# OBJECTIVE
Can you reproduce the data from its first line through the line containing "228, 634, 231]", with both of those lines included?

# DATA SHOWN
____________________

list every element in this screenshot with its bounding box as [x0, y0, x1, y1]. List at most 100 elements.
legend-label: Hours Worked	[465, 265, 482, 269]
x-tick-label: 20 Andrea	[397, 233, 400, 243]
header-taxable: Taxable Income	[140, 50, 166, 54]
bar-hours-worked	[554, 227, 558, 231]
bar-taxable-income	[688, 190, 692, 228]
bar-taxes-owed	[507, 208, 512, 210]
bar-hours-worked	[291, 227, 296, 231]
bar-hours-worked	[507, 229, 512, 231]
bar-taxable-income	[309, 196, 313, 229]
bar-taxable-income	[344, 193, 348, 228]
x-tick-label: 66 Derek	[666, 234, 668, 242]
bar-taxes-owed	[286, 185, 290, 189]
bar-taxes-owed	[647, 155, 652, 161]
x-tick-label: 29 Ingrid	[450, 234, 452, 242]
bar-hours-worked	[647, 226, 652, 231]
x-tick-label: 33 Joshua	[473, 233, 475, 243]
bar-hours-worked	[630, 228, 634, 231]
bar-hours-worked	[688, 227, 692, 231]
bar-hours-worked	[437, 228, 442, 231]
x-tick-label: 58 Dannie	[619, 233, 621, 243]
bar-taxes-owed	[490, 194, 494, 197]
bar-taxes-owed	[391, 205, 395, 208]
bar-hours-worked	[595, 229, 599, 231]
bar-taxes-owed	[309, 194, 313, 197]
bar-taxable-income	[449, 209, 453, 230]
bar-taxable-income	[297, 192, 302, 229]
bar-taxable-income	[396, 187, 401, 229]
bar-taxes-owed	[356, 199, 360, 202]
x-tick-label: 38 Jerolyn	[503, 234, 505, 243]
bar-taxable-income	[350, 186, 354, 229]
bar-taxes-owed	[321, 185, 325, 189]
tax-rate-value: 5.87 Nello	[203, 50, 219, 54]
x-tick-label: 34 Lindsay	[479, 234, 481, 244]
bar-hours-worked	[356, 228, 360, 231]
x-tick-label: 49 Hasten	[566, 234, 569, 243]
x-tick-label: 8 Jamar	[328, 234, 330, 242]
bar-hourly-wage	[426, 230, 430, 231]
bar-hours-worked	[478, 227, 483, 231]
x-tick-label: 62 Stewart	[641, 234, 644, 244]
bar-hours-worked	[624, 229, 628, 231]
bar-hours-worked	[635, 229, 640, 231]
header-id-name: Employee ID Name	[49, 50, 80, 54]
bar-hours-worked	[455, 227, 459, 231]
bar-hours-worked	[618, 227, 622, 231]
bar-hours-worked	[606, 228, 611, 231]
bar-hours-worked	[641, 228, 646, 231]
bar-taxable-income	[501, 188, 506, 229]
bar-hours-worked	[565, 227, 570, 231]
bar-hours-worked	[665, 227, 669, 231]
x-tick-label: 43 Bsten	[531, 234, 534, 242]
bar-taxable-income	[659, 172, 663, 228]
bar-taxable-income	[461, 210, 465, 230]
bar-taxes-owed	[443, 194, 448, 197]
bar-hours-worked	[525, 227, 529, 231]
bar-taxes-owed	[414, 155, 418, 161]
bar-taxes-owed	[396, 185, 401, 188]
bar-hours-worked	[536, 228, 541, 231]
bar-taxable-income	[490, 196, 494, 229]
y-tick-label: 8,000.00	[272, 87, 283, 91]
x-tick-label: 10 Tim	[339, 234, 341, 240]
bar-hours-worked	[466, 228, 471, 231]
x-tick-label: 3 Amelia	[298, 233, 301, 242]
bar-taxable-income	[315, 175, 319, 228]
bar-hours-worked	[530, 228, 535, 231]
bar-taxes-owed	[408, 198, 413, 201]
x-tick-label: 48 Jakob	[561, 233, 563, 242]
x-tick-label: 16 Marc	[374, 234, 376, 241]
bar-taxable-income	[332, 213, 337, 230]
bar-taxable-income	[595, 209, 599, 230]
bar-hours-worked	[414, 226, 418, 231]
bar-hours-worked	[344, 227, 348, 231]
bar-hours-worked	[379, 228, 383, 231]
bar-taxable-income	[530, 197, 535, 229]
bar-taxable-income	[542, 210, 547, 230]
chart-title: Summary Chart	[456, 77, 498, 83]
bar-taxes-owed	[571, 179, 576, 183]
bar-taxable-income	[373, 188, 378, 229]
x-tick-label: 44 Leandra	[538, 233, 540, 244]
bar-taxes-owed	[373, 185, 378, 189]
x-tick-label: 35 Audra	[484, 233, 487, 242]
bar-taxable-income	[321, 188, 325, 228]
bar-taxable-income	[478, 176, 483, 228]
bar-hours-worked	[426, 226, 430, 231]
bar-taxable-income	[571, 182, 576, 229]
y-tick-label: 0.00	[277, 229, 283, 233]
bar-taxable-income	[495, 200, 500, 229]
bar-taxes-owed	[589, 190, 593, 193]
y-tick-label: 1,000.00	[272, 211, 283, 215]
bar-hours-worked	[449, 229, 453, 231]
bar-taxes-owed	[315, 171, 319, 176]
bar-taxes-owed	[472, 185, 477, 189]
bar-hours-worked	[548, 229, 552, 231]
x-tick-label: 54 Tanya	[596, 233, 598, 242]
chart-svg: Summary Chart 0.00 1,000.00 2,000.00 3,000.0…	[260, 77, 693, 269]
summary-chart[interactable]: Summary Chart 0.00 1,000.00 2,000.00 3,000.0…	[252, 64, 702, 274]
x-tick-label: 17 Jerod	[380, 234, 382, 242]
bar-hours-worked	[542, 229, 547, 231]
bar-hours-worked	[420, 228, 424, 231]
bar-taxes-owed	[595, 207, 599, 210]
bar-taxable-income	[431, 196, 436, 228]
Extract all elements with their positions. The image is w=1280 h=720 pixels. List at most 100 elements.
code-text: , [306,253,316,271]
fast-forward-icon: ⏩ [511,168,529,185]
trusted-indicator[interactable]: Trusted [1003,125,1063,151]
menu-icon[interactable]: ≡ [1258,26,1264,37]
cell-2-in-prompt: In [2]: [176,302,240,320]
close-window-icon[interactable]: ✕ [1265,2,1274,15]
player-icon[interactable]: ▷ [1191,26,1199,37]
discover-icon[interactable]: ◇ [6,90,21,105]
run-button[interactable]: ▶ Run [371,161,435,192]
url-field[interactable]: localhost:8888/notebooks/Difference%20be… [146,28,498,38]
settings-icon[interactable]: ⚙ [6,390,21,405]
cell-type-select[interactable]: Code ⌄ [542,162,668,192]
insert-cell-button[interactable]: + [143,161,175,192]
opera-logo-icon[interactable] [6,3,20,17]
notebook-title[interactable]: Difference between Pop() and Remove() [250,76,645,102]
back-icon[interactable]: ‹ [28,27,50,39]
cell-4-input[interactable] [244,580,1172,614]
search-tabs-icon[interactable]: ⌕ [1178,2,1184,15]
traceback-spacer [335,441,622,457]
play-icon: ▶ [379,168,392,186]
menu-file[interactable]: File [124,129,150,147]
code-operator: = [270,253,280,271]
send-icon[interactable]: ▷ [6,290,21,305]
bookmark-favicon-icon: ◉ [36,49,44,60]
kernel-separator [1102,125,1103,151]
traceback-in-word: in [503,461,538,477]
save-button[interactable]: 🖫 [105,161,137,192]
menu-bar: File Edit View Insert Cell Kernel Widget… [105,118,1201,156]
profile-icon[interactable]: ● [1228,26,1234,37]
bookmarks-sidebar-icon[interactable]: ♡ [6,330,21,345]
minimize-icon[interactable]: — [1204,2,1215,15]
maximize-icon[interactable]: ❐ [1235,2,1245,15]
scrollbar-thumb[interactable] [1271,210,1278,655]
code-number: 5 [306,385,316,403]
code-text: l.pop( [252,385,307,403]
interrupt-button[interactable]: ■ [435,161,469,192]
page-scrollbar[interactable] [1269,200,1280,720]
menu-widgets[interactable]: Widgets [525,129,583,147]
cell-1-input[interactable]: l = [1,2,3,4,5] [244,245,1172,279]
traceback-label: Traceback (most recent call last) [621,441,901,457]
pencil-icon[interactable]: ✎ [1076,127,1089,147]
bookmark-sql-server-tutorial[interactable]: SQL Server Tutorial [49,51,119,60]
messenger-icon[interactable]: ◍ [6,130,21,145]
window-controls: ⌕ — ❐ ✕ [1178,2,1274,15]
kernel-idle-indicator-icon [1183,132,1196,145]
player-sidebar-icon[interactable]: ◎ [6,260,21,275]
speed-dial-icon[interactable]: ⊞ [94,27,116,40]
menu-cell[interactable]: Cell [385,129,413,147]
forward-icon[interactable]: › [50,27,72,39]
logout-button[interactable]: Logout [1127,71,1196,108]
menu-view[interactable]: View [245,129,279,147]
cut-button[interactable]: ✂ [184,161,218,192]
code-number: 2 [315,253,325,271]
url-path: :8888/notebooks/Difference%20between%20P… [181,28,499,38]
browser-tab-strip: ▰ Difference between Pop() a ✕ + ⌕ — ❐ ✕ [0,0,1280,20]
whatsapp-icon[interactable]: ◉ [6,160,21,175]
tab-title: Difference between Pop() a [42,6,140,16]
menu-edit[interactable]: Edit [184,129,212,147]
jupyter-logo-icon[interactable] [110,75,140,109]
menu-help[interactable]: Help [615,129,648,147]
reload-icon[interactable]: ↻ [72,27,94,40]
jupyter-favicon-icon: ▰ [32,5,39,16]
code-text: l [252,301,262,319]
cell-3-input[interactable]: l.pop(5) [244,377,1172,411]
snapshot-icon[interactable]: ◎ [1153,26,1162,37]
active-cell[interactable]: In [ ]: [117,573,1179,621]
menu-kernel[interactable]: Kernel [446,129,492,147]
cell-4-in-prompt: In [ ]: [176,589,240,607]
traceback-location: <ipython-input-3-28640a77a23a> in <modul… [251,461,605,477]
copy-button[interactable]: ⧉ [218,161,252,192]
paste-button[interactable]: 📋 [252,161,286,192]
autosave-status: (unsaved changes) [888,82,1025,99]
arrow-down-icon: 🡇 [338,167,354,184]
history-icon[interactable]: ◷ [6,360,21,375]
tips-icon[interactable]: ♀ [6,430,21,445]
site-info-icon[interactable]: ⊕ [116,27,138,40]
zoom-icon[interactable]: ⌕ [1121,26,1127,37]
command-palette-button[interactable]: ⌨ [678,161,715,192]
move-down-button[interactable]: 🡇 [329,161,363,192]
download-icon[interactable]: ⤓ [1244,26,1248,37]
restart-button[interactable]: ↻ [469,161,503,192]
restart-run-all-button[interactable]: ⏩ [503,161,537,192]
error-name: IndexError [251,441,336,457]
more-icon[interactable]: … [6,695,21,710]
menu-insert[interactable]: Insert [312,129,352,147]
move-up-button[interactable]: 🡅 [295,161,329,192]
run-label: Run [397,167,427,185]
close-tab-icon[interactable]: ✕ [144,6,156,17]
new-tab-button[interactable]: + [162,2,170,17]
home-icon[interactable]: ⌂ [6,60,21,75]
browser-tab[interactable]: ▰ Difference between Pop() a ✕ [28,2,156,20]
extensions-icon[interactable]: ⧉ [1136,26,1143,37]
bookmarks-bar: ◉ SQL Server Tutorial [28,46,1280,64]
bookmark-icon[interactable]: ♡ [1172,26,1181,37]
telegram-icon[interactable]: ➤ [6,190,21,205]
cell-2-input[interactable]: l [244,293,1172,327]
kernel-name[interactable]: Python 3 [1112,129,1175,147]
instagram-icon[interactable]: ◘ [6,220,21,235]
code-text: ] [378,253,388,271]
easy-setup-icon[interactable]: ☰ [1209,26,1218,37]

____________________

# SOLUTION
list every element in this screenshot with its bounding box as [x0, y0, x1, y1]. List at most 100 elements.
legend-label: Hours Worked	[465, 265, 482, 269]
x-tick-label: 20 Andrea	[397, 233, 400, 243]
header-taxable: Taxable Income	[140, 50, 166, 54]
bar-hours-worked	[554, 227, 558, 231]
bar-taxable-income	[688, 190, 692, 228]
bar-taxes-owed	[507, 208, 512, 210]
bar-hours-worked	[291, 227, 296, 231]
bar-hours-worked	[507, 229, 512, 231]
bar-taxable-income	[309, 196, 313, 229]
bar-taxable-income	[344, 193, 348, 228]
x-tick-label: 66 Derek	[666, 234, 668, 242]
bar-taxes-owed	[286, 185, 290, 189]
bar-taxes-owed	[647, 155, 652, 161]
x-tick-label: 29 Ingrid	[450, 234, 452, 242]
bar-hours-worked	[647, 226, 652, 231]
x-tick-label: 33 Joshua	[473, 233, 475, 243]
bar-hours-worked	[630, 228, 634, 231]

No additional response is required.